_Entries provided_
----------
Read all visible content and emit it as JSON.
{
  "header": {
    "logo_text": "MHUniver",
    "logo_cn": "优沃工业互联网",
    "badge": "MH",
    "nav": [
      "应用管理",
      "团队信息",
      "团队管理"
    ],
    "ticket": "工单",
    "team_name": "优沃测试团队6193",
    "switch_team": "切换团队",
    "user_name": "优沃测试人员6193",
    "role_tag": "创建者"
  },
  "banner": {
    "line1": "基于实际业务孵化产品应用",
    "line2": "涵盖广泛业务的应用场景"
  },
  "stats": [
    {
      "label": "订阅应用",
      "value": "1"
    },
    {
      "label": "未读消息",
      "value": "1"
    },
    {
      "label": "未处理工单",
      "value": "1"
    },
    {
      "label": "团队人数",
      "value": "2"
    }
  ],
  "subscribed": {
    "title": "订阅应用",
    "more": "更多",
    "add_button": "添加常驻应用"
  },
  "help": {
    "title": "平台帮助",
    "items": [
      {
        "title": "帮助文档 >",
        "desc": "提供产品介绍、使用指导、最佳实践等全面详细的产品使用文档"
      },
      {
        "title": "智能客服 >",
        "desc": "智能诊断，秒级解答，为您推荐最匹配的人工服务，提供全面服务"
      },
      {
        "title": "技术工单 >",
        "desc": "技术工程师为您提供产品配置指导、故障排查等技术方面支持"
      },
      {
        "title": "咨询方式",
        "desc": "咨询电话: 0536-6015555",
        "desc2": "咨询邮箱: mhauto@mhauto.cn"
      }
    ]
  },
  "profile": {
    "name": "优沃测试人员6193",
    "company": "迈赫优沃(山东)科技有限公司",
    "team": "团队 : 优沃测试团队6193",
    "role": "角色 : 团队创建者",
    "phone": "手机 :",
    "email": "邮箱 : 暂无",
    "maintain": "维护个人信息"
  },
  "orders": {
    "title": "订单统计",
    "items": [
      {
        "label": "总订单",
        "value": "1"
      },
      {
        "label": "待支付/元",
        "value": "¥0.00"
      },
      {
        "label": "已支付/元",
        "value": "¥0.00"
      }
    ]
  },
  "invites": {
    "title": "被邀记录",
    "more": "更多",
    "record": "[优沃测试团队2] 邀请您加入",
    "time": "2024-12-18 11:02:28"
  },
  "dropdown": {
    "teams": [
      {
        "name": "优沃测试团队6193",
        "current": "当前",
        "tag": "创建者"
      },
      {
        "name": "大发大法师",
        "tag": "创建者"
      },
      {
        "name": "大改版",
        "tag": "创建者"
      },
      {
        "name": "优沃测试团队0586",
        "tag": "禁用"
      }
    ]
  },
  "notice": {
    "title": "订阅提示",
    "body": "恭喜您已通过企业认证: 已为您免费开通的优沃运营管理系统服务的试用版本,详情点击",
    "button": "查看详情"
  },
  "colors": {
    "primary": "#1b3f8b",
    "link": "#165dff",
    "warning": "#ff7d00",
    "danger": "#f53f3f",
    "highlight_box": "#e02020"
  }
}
----------
_What to work on_
Write out the complete set of records exactly as given.

_Answer below_
Read all visible content and emit it as JSON.
{
  "header": {
    "logo_text": "MHUniver",
    "logo_cn": "优沃工业互联网",
    "badge": "MH",
    "nav": [
      "应用管理",
      "团队信息",
      "团队管理"
    ],
    "ticket": "工单",
    "team_name": "优沃测试团队6193",
    "switch_team": "切换团队",
    "user_name": "优沃测试人员6193",
    "role_tag": "创建者"
  },
  "banner": {
    "line1": "基于实际业务孵化产品应用",
    "line2": "涵盖广泛业务的应用场景"
  },
  "stats": [
    {
      "label": "订阅应用",
      "value": "1"
    },
    {
      "label": "未读消息",
      "value": "1"
    },
    {
      "label": "未处理工单",
      "value": "1"
    },
    {
      "label": "团队人数",
      "value": "2"
    }
  ],
  "subscribed": {
    "title": "订阅应用",
    "more": "更多",
    "add_button": "添加常驻应用"
  },
  "help": {
    "title": "平台帮助",
    "items": [
      {
        "title": "帮助文档 >",
        "desc": "提供产品介绍、使用指导、最佳实践等全面详细的产品使用文档"
      },
      {
        "title": "智能客服 >",
        "desc": "智能诊断，秒级解答，为您推荐最匹配的人工服务，提供全面服务"
      },
      {
        "title": "技术工单 >",
        "desc": "技术工程师为您提供产品配置指导、故障排查等技术方面支持"
      },
      {
        "title": "咨询方式",
        "desc": "咨询电话: 0536-6015555",
        "desc2": "咨询邮箱: mhauto@mhauto.cn"
      }
    ]
  },
  "profile": {
    "name": "优沃测试人员6193",
    "company": "迈赫优沃(山东)科技有限公司",
    "team": "团队 : 优沃测试团队6193",
    "role": "角色 : 团队创建者",
    "phone": "手机 :",
    "email": "邮箱 : 暂无",
    "maintain": "维护个人信息"
  },
  "orders": {
    "title": "订单统计",
    "items": [
      {
        "label": "总订单",
        "value": "1"
      },
      {
        "label": "待支付/元",
        "value": "¥0.00"
      },
      {
        "label": "已支付/元",
        "value": "¥0.00"
      }
    ]
  },
  "invites": {
    "title": "被邀记录",
    "more": "更多",
    "record": "[优沃测试团队2] 邀请您加入",
    "time": "2024-12-18 11:02:28"
  },
  "dropdown": {
    "teams": [
      {
        "name": "优沃测试团队6193",
        "current": "当前",
        "tag": "创建者"
      },
      {
        "name": "大发大法师",
        "tag": "创建者"
      },
      {
        "name": "大改版",
        "tag": "创建者"
      },
      {
        "name": "优沃测试团队0586",
        "tag": "禁用"
      }
    ]
  },
  "notice": {
    "title": "订阅提示",
    "body": "恭喜您已通过企业认证: 已为您免费开通的优沃运营管理系统服务的试用版本,详情点击",
    "button": "查看详情"
  },
  "colors": {
    "primary": "#1b3f8b",
    "link": "#165dff",
    "warning": "#ff7d00",
    "danger": "#f53f3f",
    "highlight_box": "#e02020"
  }
}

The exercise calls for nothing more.